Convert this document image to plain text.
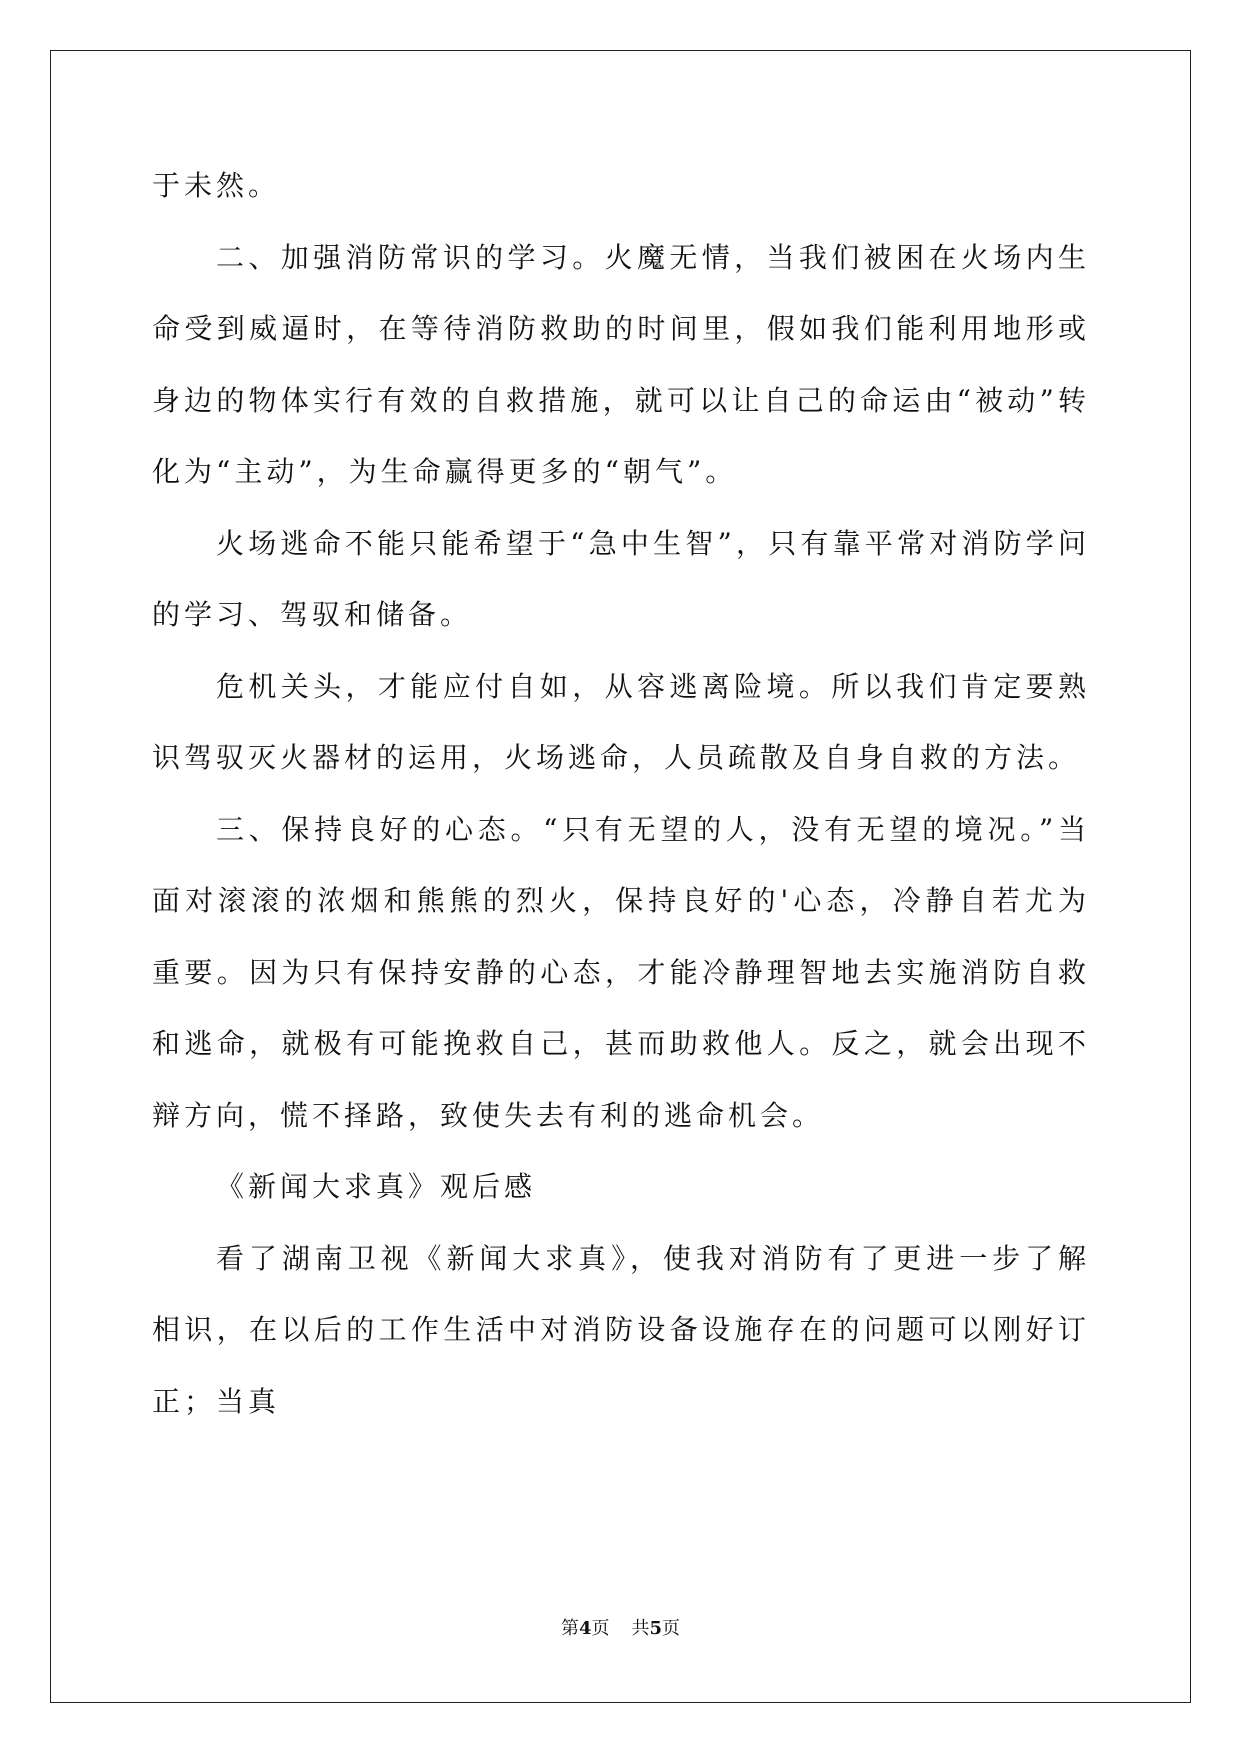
于未然。

二、加强消防常识的学习。火魔无情，当我们被困在火场内生命受到威逼时，在等待消防救助的时间里，假如我们能利用地形或身边的物体实行有效的自救措施，就可以让自己的命运由“被动”转化为“主动”，为生命赢得更多的“朝气”。

火场逃命不能只能希望于“急中生智”，只有靠平常对消防学问的学习、驾驭和储备。

危机关头，才能应付自如，从容逃离险境。所以我们肯定要熟识驾驭灭火器材的运用，火场逃命，人员疏散及自身自救的方法。

三、保持良好的心态。“只有无望的人，没有无望的境况。”当面对滚滚的浓烟和熊熊的烈火，保持良好的'心态，冷静自若尤为重要。因为只有保持安静的心态，才能冷静理智地去实施消防自救和逃命，就极有可能挽救自己，甚而助救他人。反之，就会出现不辩方向，慌不择路，致使失去有利的逃命机会。

《新闻大求真》观后感

看了湖南卫视《新闻大求真》，使我对消防有了更进一步了解相识，在以后的工作生活中对消防设备设施存在的问题可以刚好订正；当真

第4页 共5页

▬▬▬

- Directions for this task -
Omit the pictures, then quote the rest of the material above exactly.

- Output for this task -
Convert this document image to plain text.
于未然。

二、加强消防常识的学习。火魔无情，当我们被困在火场内生命受到威逼时，在等待消防救助的时间里，假如我们能利用地形或身边的物体实行有效的自救措施，就可以让自己的命运由“被动”转化为“主动”，为生命赢得更多的“朝气”。

火场逃命不能只能希望于“急中生智”，只有靠平常对消防学问的学习、驾驭和储备。

危机关头，才能应付自如，从容逃离险境。所以我们肯定要熟识驾驭灭火器材的运用，火场逃命，人员疏散及自身自救的方法。

三、保持良好的心态。“只有无望的人，没有无望的境况。”当面对滚滚的浓烟和熊熊的烈火，保持良好的'心态，冷静自若尤为重要。因为只有保持安静的心态，才能冷静理智地去实施消防自救和逃命，就极有可能挽救自己，甚而助救他人。反之，就会出现不辩方向，慌不择路，致使失去有利的逃命机会。

《新闻大求真》观后感

看了湖南卫视《新闻大求真》，使我对消防有了更进一步了解相识，在以后的工作生活中对消防设备设施存在的问题可以刚好订正；当真

第4页 共5页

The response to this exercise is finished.